** start of Data for processing **

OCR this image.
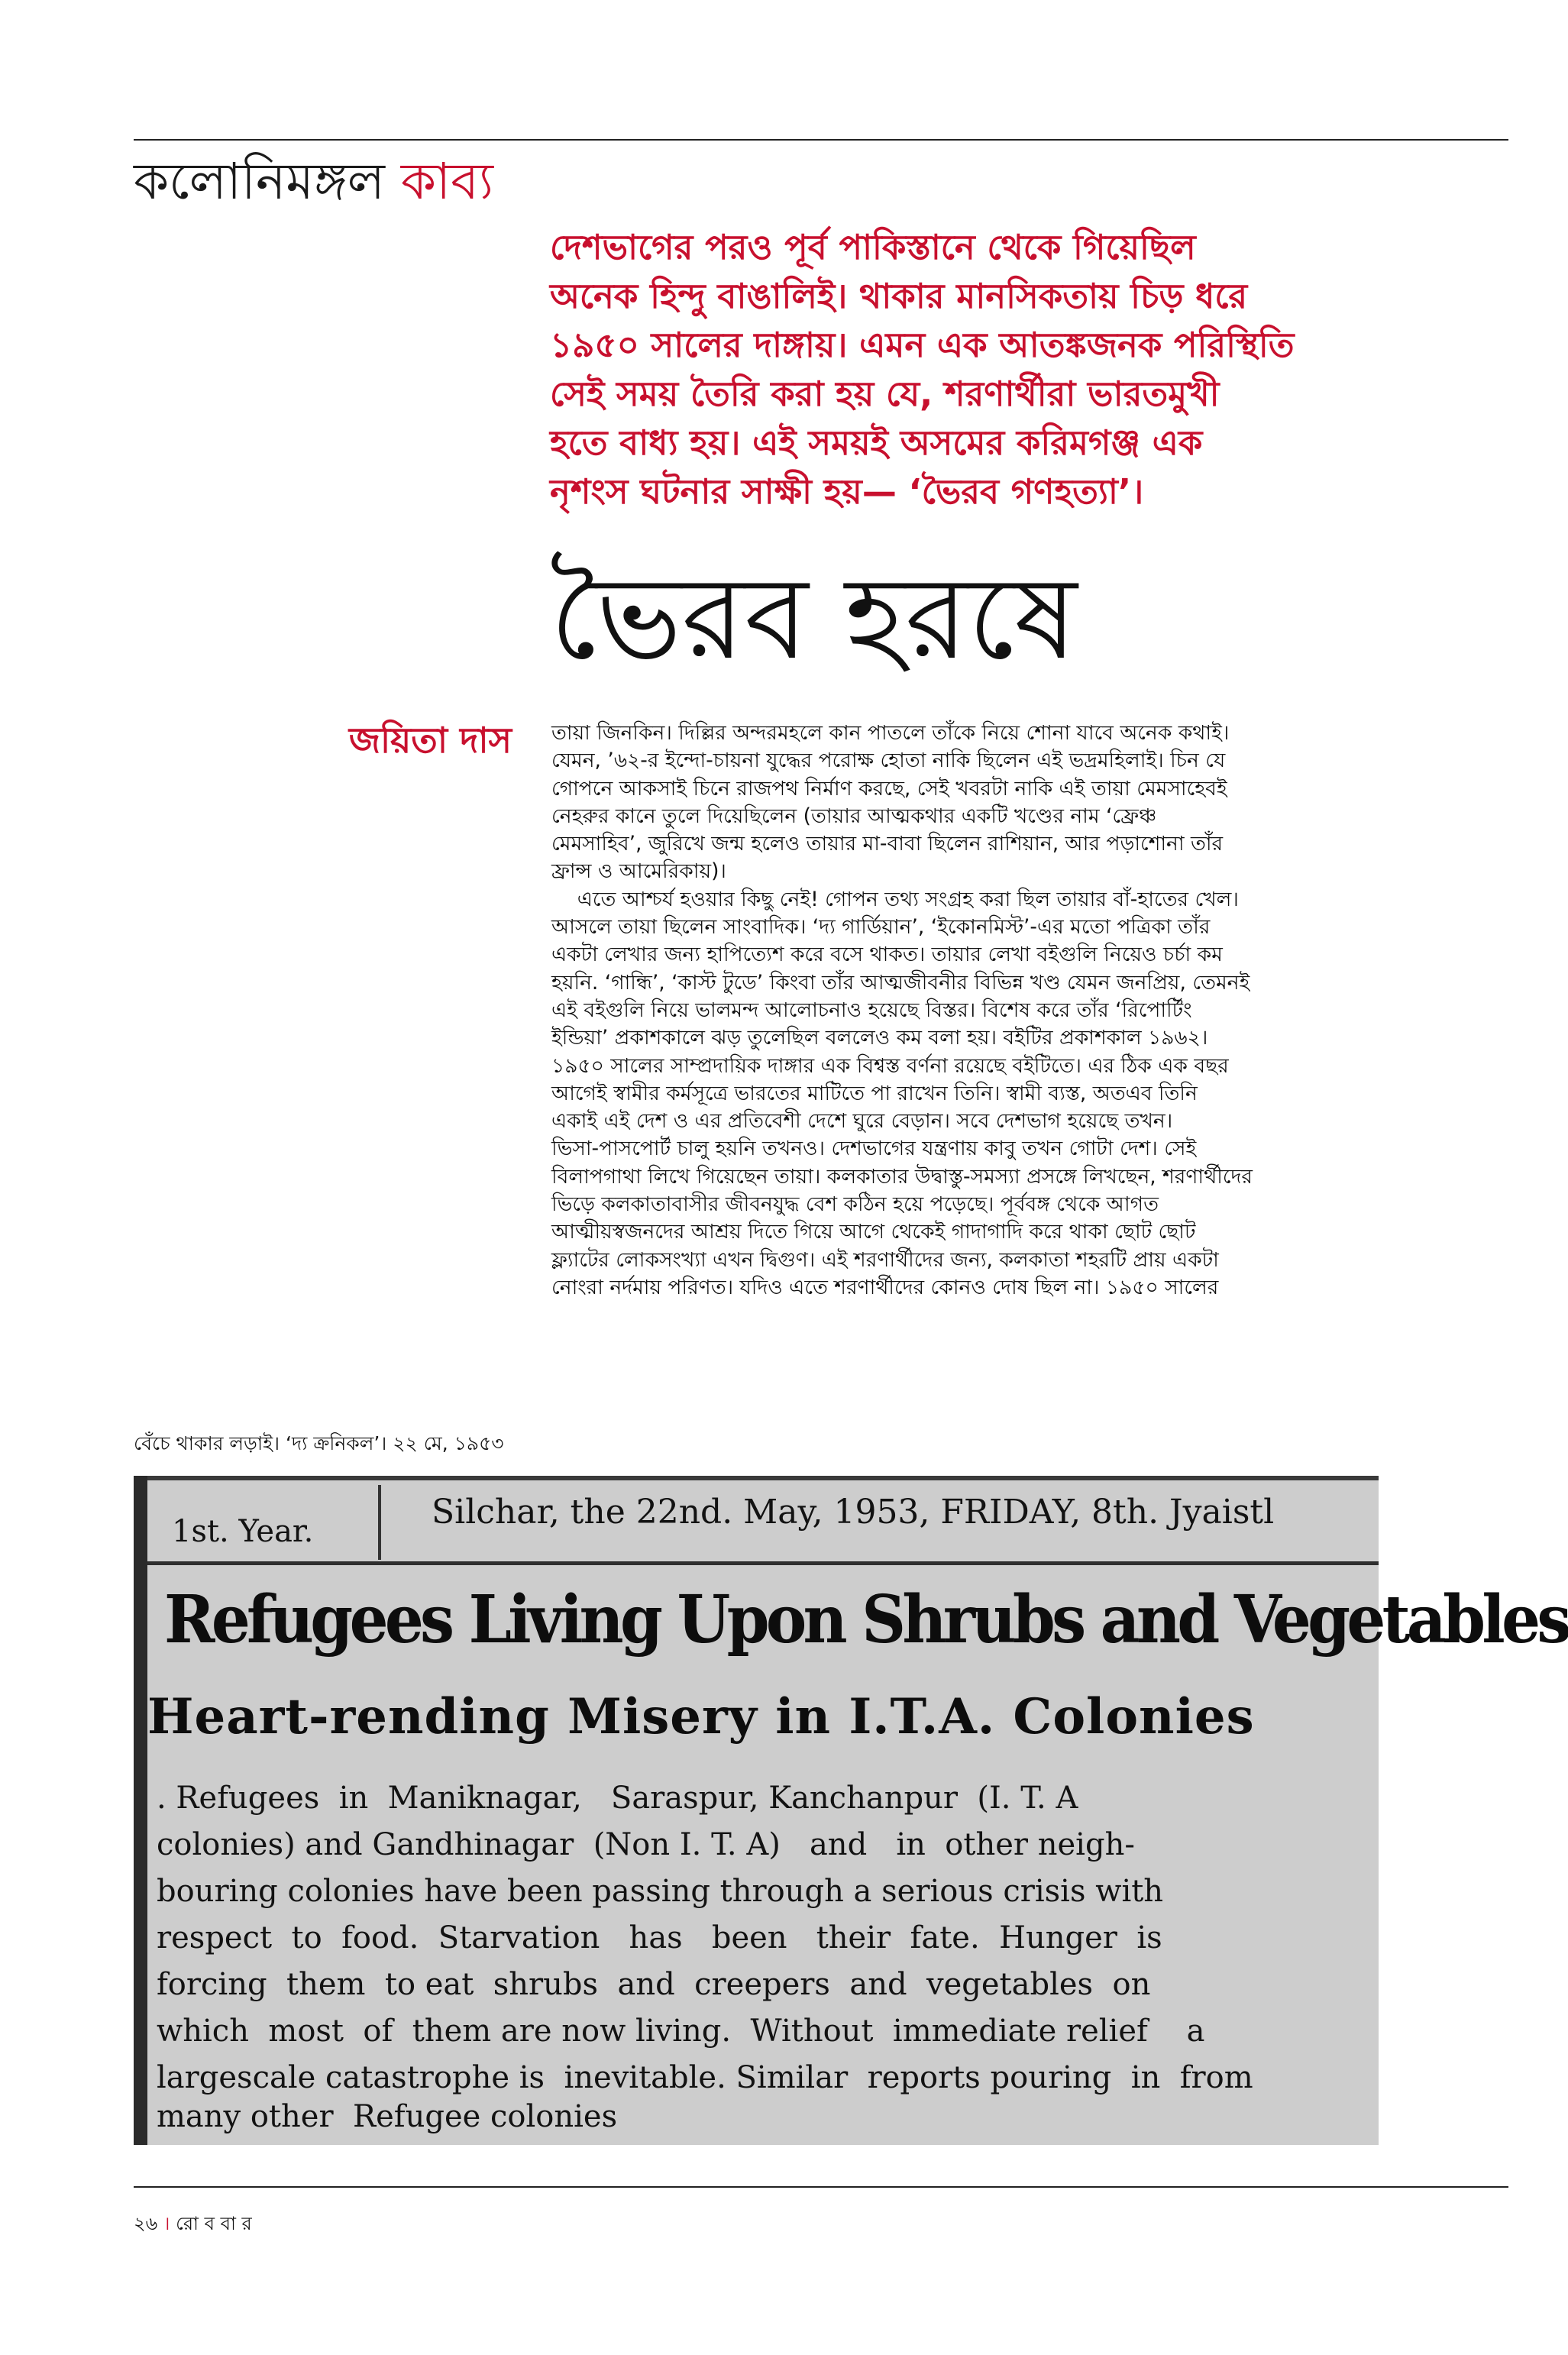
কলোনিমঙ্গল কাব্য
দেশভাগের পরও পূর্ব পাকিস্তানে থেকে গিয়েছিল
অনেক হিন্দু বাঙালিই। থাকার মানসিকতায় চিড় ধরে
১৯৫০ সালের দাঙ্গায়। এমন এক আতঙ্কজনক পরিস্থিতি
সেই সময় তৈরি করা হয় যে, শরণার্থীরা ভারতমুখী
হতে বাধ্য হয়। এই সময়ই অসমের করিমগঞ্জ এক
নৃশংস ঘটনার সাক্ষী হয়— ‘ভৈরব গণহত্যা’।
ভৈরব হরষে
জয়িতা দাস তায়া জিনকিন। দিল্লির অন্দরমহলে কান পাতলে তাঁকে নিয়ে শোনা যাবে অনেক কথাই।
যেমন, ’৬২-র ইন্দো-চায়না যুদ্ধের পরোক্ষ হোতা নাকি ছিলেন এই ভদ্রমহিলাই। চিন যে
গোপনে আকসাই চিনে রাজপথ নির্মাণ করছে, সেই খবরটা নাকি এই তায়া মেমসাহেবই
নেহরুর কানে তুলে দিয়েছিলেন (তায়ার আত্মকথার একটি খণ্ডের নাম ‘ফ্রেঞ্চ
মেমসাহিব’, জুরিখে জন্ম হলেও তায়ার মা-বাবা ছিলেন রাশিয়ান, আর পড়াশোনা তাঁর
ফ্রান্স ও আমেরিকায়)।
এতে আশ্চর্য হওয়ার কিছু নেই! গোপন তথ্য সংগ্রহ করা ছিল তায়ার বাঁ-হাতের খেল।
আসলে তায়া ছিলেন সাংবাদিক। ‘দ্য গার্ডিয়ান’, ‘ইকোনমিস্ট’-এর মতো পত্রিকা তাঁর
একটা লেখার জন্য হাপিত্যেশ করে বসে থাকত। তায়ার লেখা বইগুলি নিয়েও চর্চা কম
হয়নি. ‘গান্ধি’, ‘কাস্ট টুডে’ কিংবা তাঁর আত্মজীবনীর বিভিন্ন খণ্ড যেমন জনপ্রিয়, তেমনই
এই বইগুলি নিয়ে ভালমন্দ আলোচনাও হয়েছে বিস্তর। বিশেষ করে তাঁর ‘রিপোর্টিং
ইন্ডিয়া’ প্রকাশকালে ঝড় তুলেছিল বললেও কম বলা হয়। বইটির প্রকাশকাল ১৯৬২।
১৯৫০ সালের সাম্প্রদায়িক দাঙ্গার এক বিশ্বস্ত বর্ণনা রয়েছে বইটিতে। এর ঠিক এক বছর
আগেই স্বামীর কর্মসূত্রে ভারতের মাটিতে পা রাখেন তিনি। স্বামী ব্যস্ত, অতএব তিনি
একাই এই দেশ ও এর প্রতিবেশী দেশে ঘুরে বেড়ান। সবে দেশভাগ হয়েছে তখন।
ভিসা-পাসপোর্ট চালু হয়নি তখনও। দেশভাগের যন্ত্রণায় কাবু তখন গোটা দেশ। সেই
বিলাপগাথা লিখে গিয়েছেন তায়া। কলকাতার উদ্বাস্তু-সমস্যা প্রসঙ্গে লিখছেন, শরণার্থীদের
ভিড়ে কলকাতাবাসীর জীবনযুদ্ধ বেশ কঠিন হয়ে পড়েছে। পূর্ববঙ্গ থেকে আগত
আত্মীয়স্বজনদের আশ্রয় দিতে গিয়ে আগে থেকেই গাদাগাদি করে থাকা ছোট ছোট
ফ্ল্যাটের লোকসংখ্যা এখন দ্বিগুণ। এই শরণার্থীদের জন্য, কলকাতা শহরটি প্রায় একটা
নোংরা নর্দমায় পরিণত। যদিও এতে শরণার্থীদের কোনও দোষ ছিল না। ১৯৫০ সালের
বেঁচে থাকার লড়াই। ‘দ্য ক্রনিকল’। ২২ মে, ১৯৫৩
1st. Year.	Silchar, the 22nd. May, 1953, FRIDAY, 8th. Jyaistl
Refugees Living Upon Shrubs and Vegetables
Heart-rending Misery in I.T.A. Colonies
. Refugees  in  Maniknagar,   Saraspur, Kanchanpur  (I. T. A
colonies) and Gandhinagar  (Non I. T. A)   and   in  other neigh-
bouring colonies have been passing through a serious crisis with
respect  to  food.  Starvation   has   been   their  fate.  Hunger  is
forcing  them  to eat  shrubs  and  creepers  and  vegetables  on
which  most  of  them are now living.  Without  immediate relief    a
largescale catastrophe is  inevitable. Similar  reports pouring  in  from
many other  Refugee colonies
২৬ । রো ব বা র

** end of Data for processing **
** start of Data for processing **

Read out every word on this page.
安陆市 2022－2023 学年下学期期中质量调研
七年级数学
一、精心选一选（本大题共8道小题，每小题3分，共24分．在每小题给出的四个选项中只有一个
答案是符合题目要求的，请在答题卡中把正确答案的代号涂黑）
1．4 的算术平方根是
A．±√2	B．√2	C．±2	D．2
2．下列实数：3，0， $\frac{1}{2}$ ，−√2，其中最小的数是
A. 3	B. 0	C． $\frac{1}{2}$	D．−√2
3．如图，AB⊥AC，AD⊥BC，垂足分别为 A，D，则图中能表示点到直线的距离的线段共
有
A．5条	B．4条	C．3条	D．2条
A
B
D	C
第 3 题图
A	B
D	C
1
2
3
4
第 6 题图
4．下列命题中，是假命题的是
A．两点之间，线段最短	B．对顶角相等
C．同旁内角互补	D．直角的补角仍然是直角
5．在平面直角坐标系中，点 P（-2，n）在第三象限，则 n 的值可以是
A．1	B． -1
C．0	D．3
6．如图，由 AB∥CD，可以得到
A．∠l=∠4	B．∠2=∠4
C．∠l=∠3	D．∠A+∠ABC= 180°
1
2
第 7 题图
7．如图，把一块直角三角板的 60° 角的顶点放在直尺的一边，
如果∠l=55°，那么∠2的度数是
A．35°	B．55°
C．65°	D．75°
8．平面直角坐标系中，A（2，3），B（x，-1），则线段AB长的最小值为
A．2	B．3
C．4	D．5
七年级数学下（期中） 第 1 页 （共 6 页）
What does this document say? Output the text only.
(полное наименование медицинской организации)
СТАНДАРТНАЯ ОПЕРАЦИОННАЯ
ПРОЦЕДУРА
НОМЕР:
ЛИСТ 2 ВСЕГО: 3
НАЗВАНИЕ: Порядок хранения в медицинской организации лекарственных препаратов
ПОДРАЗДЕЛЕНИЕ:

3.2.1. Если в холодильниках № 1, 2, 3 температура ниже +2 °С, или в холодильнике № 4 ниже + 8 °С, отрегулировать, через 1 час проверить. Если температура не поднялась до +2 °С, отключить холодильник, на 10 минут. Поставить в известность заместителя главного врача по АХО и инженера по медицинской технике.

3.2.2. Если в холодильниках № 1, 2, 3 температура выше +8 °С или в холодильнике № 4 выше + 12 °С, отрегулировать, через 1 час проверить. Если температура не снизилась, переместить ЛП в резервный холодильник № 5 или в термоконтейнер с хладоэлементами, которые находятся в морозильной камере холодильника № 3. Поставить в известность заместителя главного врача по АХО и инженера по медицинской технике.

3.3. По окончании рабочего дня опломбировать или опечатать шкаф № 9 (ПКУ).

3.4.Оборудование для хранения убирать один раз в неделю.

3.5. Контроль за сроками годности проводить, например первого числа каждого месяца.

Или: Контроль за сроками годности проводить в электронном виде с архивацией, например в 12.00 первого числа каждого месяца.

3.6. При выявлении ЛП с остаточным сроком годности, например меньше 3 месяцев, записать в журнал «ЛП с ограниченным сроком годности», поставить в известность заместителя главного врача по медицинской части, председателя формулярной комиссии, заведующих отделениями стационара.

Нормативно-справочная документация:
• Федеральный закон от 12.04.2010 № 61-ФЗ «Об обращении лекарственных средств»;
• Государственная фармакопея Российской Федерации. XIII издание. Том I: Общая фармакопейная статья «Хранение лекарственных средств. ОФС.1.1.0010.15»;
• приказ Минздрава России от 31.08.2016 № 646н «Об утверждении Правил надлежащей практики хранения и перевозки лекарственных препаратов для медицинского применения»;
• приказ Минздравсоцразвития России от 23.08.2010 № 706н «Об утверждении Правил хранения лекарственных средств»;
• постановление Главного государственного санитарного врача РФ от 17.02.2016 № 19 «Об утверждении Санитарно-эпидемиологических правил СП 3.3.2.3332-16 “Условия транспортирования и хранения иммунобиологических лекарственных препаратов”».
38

** end of Data for processing **
** start of Data for processing **

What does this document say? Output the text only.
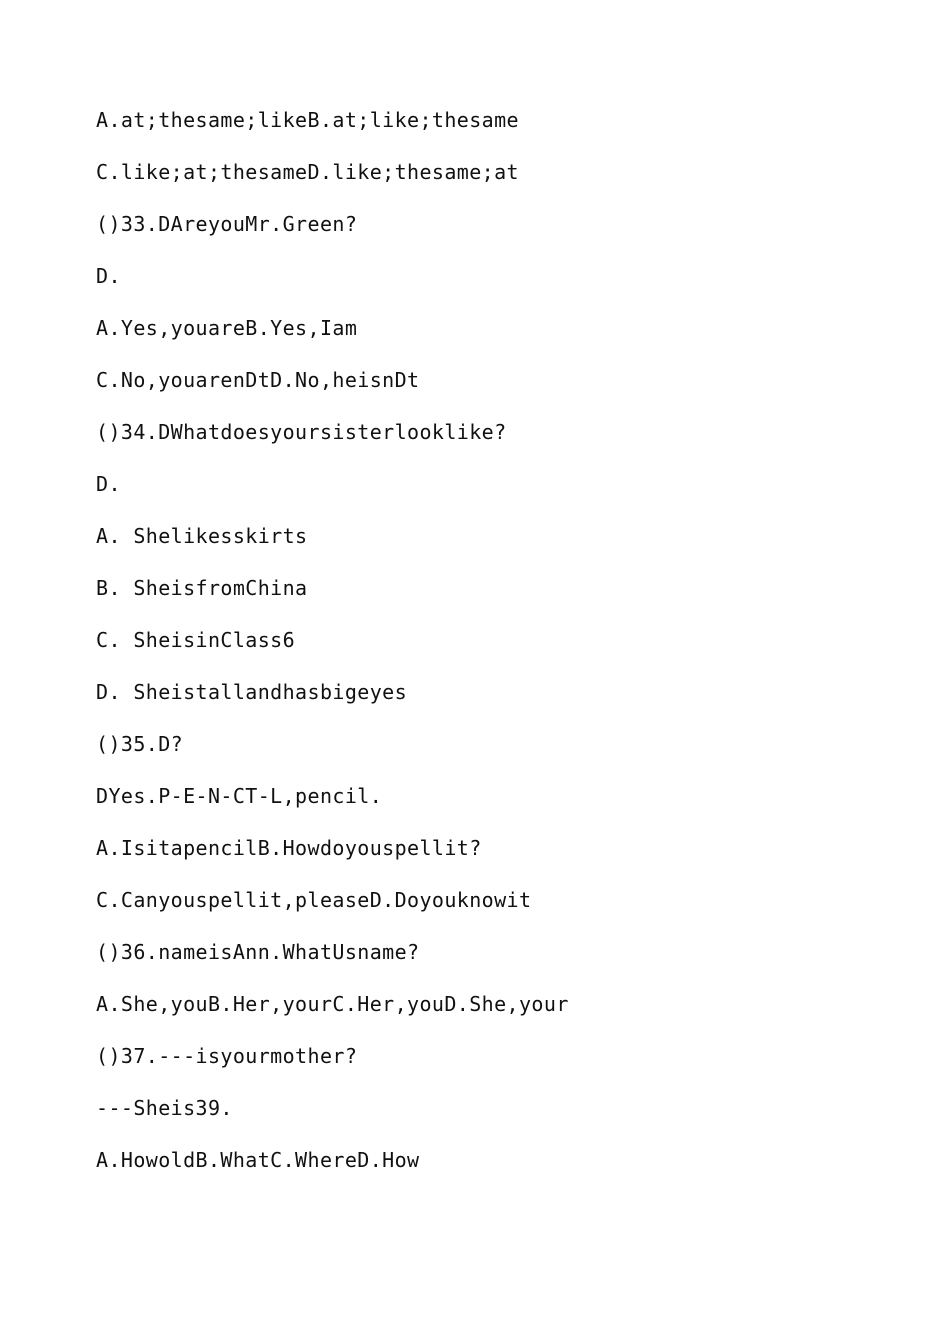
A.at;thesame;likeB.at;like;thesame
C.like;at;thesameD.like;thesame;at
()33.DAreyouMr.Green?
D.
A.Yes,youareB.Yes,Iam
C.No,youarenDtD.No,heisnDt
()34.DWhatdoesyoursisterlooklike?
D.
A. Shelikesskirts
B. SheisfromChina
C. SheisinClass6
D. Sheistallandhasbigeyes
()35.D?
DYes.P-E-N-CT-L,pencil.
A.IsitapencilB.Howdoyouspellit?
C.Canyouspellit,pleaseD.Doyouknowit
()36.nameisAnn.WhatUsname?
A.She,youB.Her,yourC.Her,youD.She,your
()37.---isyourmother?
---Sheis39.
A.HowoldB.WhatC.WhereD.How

** end of Data for processing **

Task brief →
Copy in full each line that holds the word "известность".

Response to the exercise →
3.2.1. Если в холодильниках № 1, 2, 3 температура ниже +2 °С, или в холодильнике № 4 ниже + 8 °С, отрегулировать, через 1 час проверить. Если температура не поднялась до +2 °С, отключить холодильник, на 10 минут. Поставить в известность заместителя главного врача по АХО и инженера по медицинской технике.
3.2.2. Если в холодильниках № 1, 2, 3 температура выше +8 °С или в холодильнике № 4 выше + 12 °С, отрегулировать, через 1 час проверить. Если температура не снизилась, переместить ЛП в резервный холодильник № 5 или в термоконтейнер с хладоэлементами, которые находятся в морозильной камере холодильника № 3. Поставить в известность заместителя главного врача по АХО и инженера по медицинской технике.
3.6. При выявлении ЛП с остаточным сроком годности, например меньше 3 месяцев, записать в журнал «ЛП с ограниченным сроком годности», поставить в известность заместителя главного врача по медицинской части, председателя формулярной комиссии, заведующих отделениями стационара.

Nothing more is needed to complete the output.